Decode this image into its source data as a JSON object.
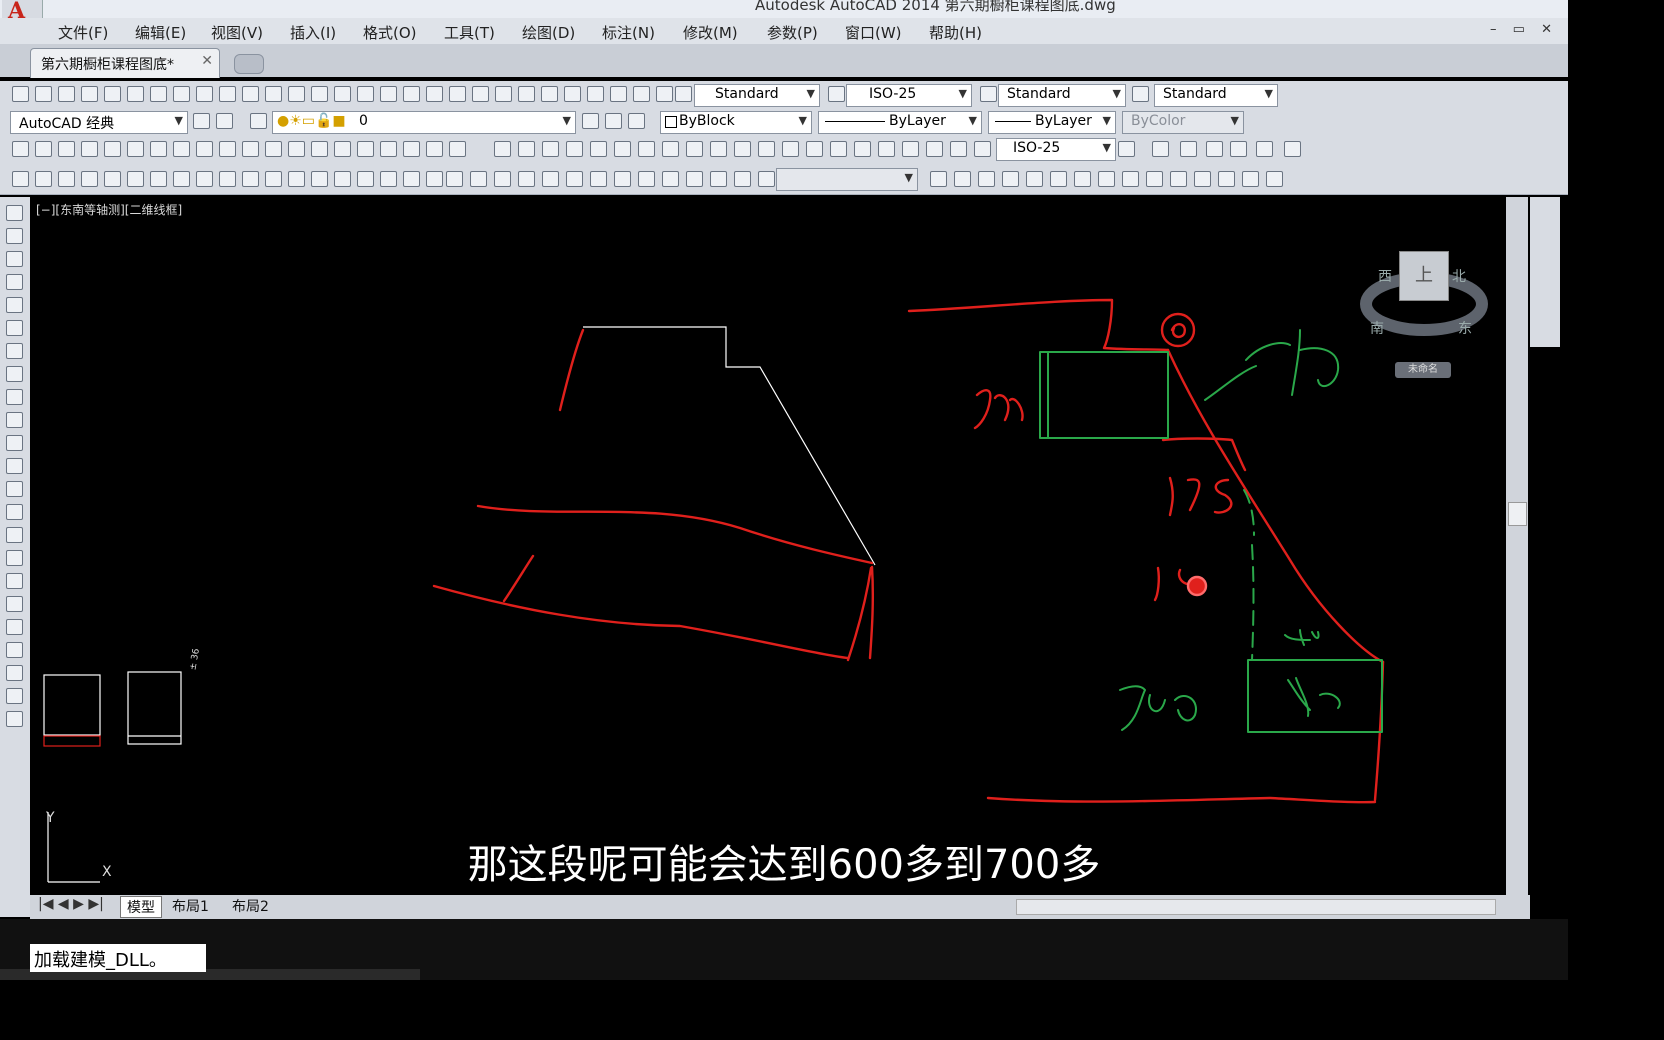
{
  "window": {
    "title": "Autodesk AutoCAD 2014    第六期橱柜课程图底.dwg",
    "controls": "– ▭ ✕"
  },
  "menu": [
    "文件(F)",
    "编辑(E)",
    "视图(V)",
    "插入(I)",
    "格式(O)",
    "工具(T)",
    "绘图(D)",
    "标注(N)",
    "修改(M)",
    "参数(P)",
    "窗口(W)",
    "帮助(H)"
  ],
  "tabs": {
    "document": "第六期橱柜课程图底*",
    "close": "✕"
  },
  "styles_toolbar": {
    "text_style": "Standard",
    "dim_style": "ISO-25",
    "table_style": "Standard",
    "multileader_style": "Standard"
  },
  "layers_toolbar": {
    "workspace": "AutoCAD 经典",
    "layer": "0",
    "color": "ByBlock",
    "linetype": "ByLayer",
    "lineweight": "ByLayer",
    "plotstyle": "ByColor"
  },
  "dim_toolbar": {
    "dim_style": "ISO-25"
  },
  "viewport": {
    "label": "[−][东南等轴测][二维线框]",
    "viewcube": {
      "top": "上",
      "north": "北",
      "west": "西",
      "south": "南",
      "east": "东",
      "wcs": "未命名"
    },
    "ucs": {
      "x": "X",
      "y": "Y"
    },
    "annotations": [
      "500",
      "700",
      "175",
      "10",
      "400",
      "500",
      "400"
    ]
  },
  "layout_tabs": [
    "模型",
    "布局1",
    "布局2"
  ],
  "command_line": "加载建模_DLL。",
  "subtitle": "那这段呢可能会达到600多到700多",
  "colors": {
    "sketch_red": "#e0201c",
    "sketch_green": "#2aa84a",
    "geometry_white": "#ffffff"
  }
}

● ● ●

- _STATED TASK_:
From the records above, pull out each line that has "Standard".

- _OUTPUT OF THE EXERCISE_:
    "text_style": "Standard",
    "table_style": "Standard",
    "multileader_style": "Standard"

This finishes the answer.